**The task:** The entries below are to be repeated exactly as they stand.

**Information shown:**
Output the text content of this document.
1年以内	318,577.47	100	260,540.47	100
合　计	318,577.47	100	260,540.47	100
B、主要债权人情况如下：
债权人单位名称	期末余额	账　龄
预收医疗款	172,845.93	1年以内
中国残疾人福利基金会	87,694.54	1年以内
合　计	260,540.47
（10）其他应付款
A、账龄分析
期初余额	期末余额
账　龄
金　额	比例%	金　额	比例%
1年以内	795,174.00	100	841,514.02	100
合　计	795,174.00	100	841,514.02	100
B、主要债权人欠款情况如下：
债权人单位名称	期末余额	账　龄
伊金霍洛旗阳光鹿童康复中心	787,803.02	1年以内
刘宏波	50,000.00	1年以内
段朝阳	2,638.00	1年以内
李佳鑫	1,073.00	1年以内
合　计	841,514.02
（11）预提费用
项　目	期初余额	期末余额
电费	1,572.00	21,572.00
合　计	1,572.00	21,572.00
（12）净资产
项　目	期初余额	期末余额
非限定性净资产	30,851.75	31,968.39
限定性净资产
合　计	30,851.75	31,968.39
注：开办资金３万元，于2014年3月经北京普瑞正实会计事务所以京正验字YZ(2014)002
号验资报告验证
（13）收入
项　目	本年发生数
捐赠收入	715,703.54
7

**Problem solution:**
Output the text content of this document.
1年以内	318,577.47	100	260,540.47	100
合　计	318,577.47	100	260,540.47	100
B、主要债权人情况如下：
债权人单位名称	期末余额	账　龄
预收医疗款	172,845.93	1年以内
中国残疾人福利基金会	87,694.54	1年以内
合　计	260,540.47
（10）其他应付款
A、账龄分析
期初余额	期末余额
账　龄
金　额	比例%	金　额	比例%
1年以内	795,174.00	100	841,514.02	100
合　计	795,174.00	100	841,514.02	100
B、主要债权人欠款情况如下：
债权人单位名称	期末余额	账　龄
伊金霍洛旗阳光鹿童康复中心	787,803.02	1年以内
刘宏波	50,000.00	1年以内
段朝阳	2,638.00	1年以内
李佳鑫	1,073.00	1年以内
合　计	841,514.02
（11）预提费用
项　目	期初余额	期末余额
电费	1,572.00	21,572.00
合　计	1,572.00	21,572.00
（12）净资产
项　目	期初余额	期末余额
非限定性净资产	30,851.75	31,968.39
限定性净资产
合　计	30,851.75	31,968.39
注：开办资金３万元，于2014年3月经北京普瑞正实会计事务所以京正验字YZ(2014)002
号验资报告验证
（13）收入
项　目	本年发生数
捐赠收入	715,703.54
7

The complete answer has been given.